The fraction $\frac{a}{-a}$, whose numerator and denominator are opposites also simplifies to $-1$.

Let’s look at the expression $b-a$. | $b-a$ |

Rewrite. | $-a+b$ |

Factor out $-1$. | $-1(a+b)$ |

This tells us that $b-a$ is the opposite of $a-b$.

In general, we could write the opposite of $a-b$ as $b-a$. So the rational expression $\frac{a-b}{b-a}$ simplifies to $-1$.

**OPPOSITES IN A RATIONAL EXPRESSION**

The opposite of $a-b$ is $b-a$.

$\frac{a-b}{b-a} =-1 \ a≠b$

An expression and its opposite dive to $-1$.

We will use this property to simplify rational expressions that contain opposites in their numerators and denominators. Be careful not to treat $a+b$ and $b+a$ as opposites. Recall that in addition, order doesn’t matter so $a+b=b+a$. So if $a≠b$ then $\frac{a+b}{b+a}=1$.

RAW RECORDS.
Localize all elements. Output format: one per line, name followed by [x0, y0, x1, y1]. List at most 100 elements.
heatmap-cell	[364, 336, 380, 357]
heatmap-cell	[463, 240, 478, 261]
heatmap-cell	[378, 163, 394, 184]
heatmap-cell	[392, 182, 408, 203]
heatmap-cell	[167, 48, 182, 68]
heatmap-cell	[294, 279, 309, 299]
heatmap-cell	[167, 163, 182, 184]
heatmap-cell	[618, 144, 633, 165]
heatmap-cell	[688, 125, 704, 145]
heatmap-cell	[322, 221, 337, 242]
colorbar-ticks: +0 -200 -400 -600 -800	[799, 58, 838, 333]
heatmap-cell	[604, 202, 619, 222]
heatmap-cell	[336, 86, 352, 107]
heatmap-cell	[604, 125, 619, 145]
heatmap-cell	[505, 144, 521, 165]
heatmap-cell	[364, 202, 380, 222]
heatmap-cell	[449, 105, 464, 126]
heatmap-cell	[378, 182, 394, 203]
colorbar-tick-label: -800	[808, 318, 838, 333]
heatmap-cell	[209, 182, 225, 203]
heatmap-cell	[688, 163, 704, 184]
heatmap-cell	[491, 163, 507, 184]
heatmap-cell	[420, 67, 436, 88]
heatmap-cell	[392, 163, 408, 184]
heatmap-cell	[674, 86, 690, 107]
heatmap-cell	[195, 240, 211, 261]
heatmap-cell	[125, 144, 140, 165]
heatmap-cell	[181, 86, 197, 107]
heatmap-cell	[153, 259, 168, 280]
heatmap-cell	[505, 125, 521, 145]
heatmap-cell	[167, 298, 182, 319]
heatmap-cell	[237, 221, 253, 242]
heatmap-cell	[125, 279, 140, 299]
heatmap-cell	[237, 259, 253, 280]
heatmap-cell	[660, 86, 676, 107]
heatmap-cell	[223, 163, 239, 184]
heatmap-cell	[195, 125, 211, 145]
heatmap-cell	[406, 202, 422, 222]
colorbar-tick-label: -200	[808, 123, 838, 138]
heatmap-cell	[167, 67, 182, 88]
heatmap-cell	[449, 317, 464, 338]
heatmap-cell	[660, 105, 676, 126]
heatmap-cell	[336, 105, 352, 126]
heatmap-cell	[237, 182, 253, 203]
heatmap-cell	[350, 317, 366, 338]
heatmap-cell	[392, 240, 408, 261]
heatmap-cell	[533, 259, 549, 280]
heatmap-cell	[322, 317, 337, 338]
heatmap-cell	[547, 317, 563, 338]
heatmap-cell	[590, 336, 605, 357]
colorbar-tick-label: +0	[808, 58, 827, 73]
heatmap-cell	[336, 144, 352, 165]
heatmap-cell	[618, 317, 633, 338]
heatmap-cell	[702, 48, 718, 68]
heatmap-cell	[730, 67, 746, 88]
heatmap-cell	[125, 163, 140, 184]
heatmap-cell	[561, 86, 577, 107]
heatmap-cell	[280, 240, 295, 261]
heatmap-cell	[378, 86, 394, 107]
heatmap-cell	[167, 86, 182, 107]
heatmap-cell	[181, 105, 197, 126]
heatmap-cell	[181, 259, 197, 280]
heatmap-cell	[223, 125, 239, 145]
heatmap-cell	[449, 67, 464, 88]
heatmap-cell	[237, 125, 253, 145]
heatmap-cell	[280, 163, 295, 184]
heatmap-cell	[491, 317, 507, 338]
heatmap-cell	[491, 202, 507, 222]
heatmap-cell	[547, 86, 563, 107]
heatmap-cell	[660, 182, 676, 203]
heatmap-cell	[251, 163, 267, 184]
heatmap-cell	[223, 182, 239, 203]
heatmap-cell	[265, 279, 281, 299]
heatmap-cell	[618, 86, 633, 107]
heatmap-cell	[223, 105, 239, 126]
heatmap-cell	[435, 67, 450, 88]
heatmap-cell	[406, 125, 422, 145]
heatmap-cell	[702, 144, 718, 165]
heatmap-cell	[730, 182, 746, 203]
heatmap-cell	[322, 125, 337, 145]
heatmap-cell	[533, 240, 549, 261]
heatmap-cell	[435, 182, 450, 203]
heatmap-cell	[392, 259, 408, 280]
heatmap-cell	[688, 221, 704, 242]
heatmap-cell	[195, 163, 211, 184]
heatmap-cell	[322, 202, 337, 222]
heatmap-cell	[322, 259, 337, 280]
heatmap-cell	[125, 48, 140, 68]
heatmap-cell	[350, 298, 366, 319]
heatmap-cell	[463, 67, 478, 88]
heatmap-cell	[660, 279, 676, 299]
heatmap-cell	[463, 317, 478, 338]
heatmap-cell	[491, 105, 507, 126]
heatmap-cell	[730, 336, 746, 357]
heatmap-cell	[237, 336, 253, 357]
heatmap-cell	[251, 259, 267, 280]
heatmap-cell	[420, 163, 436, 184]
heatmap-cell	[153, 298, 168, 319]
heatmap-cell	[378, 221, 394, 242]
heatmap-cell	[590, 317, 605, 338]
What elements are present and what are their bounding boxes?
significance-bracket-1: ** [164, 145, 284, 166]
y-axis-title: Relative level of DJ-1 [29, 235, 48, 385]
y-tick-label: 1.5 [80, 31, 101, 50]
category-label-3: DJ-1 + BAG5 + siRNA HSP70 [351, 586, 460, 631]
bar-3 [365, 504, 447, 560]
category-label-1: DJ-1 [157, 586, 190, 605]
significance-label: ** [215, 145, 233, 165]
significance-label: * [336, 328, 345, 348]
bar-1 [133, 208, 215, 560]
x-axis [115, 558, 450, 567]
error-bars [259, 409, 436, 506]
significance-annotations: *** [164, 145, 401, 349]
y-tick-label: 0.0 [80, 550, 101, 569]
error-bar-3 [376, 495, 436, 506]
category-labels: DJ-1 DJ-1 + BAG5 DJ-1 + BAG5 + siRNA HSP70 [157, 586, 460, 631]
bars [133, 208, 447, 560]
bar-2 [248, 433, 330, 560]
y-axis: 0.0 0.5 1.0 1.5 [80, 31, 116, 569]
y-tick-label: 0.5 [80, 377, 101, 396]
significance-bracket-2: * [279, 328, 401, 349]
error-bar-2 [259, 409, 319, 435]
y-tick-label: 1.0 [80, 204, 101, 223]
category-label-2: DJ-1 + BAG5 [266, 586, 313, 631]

TASK REQUIREMENTS.
**1.** In the passage on opposites in rational expressions, what is the opposite of $a-b$?
**2.** Return the passage on opposites in rational expressions exactly from "Rewrite. | $-a+b$" up to and including "of $a-b$ is $b-a$.".
**3.** Translate this sentence from the passage on opposites in rational expressions into Spanish: "We will use this property to simplify rational expressions that contain opposites in their numerators and denominators."

ANSWERS GIVEN.
**1.** $b-a$

**2.**
Rewrite. | $-a+b$ |

Factor out $-1$. | $-1(a+b)$ |

This tells us that $b-a$ is the opposite of $a-b$.

In general, we could write the opposite of $a-b$ as $b-a$. So the rational expression $\frac{a-b}{b-a}$ simplifies to $-1$.

**OPPOSITES IN A RATIONAL EXPRESSION**

The opposite of $a-b$ is $b-a$.

**3.** Usaremos esta propiedad para simplificar expresiones racionales que contienen opuestos en sus numeradores y denominadores.